Ceza Genel Kurulu 2015/40 E. , 2018/372 K.
Kararı veren
Yargıtay Dairesi : 13. Ceza Dairesi
Mahkemesi :Asliye Ceza
Sayısı : 75-139
Sanık ...'in konut dokunulmazlığının ihlâli suçundan TCK'nın 116/1, 53/1 ve 58/6. maddeleri uyarınca 6 ay hapis cezasıyla cezalandırılmasına, hak yoksunluğuna ve cezasının mükerrirlere özgü infaz rejimine göre çektirilmesine, hırsızlık suçuna teşebbüsten ise beraatine ilişkin Turhal Asliye Ceza Mahkemesince verilen 20.02.2013 tarihli ve 75-139 sayılı hükümlerin Cumhuriyet savcıları tarafından temyiz edilmesi üzerine dosyayı inceleyen Yargıtay 13. Ceza Dairesince 02.10.2014 tarih ve 5246-27561 sayı ile;
'O yer ve üst Cumhuriyet Savcılarının temyiz dilekçelerinin hırsızlık suçuna yönelik verilmiş olan beraat kararına yönelik olduğu kabul edilmekle yapılan incelemede,
Oluşa, dosya kapsamına, 14.01.2013 tarihli tutanak içeriğine, katılanın kızı ...'ın sanığı evin içinde gördüğüne dair beyanına ve katılanın sanığı kovalayarak evin dışında yakalamış olmasına göre, sanığın üzerine atılı suçu işlediğinin anlaşılması karşısında mahkûmiyeti yerine yazılı şekilde beraatine karar verilmesi' isabetsizliğinden bozulmasına karar verilmiştir.

■ ■ ■ ■ ■

• **Görevin kapsamı**: Yargıtay Ceza Genel Kurulu kararının metnini son cümlesinden sonra sürdürür müsün?

• **Saklanan kayıtlar**:
■ ■ ■ ■ ■

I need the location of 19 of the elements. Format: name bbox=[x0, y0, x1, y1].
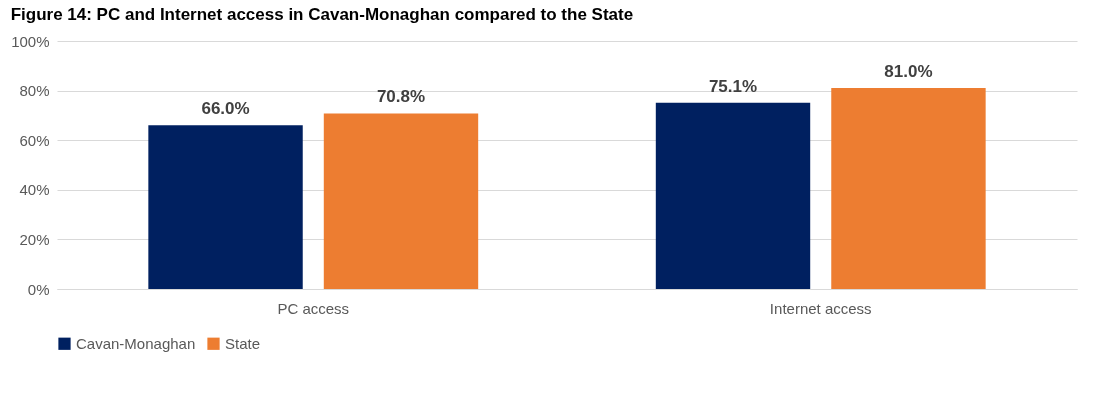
data-label: 70.8% bbox=[376, 87, 426, 107]
x-tick-label: PC access bbox=[277, 299, 350, 317]
chart-title: Figure 14: PC and Internet access in Cavan-Monaghan compared to the State bbox=[10, 5, 634, 24]
bar bbox=[323, 113, 479, 289]
data-label: 81.0% bbox=[884, 62, 933, 82]
bar bbox=[831, 88, 986, 289]
legend-label: State bbox=[225, 334, 261, 352]
y-tick-label: 100% bbox=[11, 32, 50, 50]
y-tick-label: 40% bbox=[19, 181, 50, 199]
y-tick-label: 60% bbox=[19, 131, 50, 149]
data-label: 75.1% bbox=[708, 76, 758, 96]
legend-label: Cavan-Monaghan bbox=[76, 334, 196, 352]
y-tick-label: 0% bbox=[27, 280, 50, 298]
y-tick-label: 80% bbox=[19, 82, 50, 100]
y-tick-label: 20% bbox=[19, 230, 50, 248]
bar bbox=[655, 102, 811, 289]
x-tick-label: Internet access bbox=[769, 299, 872, 317]
bar bbox=[148, 125, 303, 289]
data-label: 66.0% bbox=[201, 99, 250, 119]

■ ■ ■ ■ ■

• **Görevin sonucu**:
Yargıtay Cumhuriyet Başsavcılığı ise 05.11.2014 tarih ve 166816 sayı ile;
'Yüksek Dairenizin 02.10.2014 tarihli kararı ile sanık ... hakkında hırsızlık suçundan hükmün bozulmasına karar verilmesine karşın, o yer ve üst yer Cumhuriyet savcılarının temyiz dilekçelerinin hırsızlık suçuna yönelik verilmiş olan beraat kararına yönelik olduğu kabul edilerek, konut dokunulmazlığının ihlâli suçundan kurulan hükmün inceleme dışı bırakıldığı,
Hırsızlık suçundan bozma hükmü usul ve yasaya uygun olmakla birlikte,
Turhal Cumhuriyet savcısı 17.03.2013 tarih ve Zile Cumhuriyet savcısı 02.04.2013 tarihli dilekçelerinde, öncelikle sanığın hırsızlık suçundan beraatine, konut dokunulmazlığının ihlâli suçundan cezalandırılmasına karar verildiği belirtilerek, 'katılma talebinde bulunan ...'ın talebi konusunda bir karar verilmediği, soruşturma aşamasında beyanına başvurulan ...'ın gerekçesiz olarak yargılama aşamasında dinlenmediği, sanığın tutuklulukta geçen sürelerin TCK'nın 63. maddesi gereğince mahsubuna karar verilmediği' sebepleriyle konut dokunulmazlığının ihlâli suçunu da kapsar şekilde eksik soruşturma ve usule aykırı davranılmasına ilişkin olarak temyiz edildiğinin anlaşılması karşısında, konut dokunulmazlığının ihlâli suçundan da esastan inceleme yapılması gerektiği sonuç ve kanaatine varılmıştır.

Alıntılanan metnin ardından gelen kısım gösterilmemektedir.